--- START OF DATA TO USE ---

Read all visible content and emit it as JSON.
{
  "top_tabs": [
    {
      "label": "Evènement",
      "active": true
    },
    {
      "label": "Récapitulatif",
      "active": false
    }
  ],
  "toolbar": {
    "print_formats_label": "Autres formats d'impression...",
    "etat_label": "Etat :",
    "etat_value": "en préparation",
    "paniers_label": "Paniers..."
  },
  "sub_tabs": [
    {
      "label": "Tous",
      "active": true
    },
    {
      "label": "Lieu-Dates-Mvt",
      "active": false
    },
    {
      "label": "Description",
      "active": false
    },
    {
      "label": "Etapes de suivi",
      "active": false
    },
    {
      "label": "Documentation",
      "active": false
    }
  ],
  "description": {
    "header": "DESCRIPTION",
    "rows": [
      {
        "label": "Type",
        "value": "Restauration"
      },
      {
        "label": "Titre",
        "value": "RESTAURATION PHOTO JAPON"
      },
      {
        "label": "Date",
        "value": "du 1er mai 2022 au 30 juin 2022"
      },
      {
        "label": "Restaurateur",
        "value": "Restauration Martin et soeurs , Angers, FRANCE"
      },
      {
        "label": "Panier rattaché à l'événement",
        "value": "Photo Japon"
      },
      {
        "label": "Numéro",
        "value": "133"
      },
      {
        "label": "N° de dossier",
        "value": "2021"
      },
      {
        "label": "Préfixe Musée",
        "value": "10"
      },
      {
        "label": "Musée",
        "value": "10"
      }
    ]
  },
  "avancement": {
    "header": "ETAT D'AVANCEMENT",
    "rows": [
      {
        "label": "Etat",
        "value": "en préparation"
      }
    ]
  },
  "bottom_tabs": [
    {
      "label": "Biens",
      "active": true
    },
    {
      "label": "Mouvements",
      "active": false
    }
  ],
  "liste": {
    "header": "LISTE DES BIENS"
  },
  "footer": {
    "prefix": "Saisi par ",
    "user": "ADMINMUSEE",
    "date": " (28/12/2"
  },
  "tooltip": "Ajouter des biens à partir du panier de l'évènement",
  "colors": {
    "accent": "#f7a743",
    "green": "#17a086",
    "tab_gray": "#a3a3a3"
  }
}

--- END OF DATA TO USE ---

## [GIVEN PROBLEM]
Pick out each line above that includes "préparation" and show it.

## [WRITTEN SOLUTION]
    "etat_value": "en préparation",
        "value": "en préparation"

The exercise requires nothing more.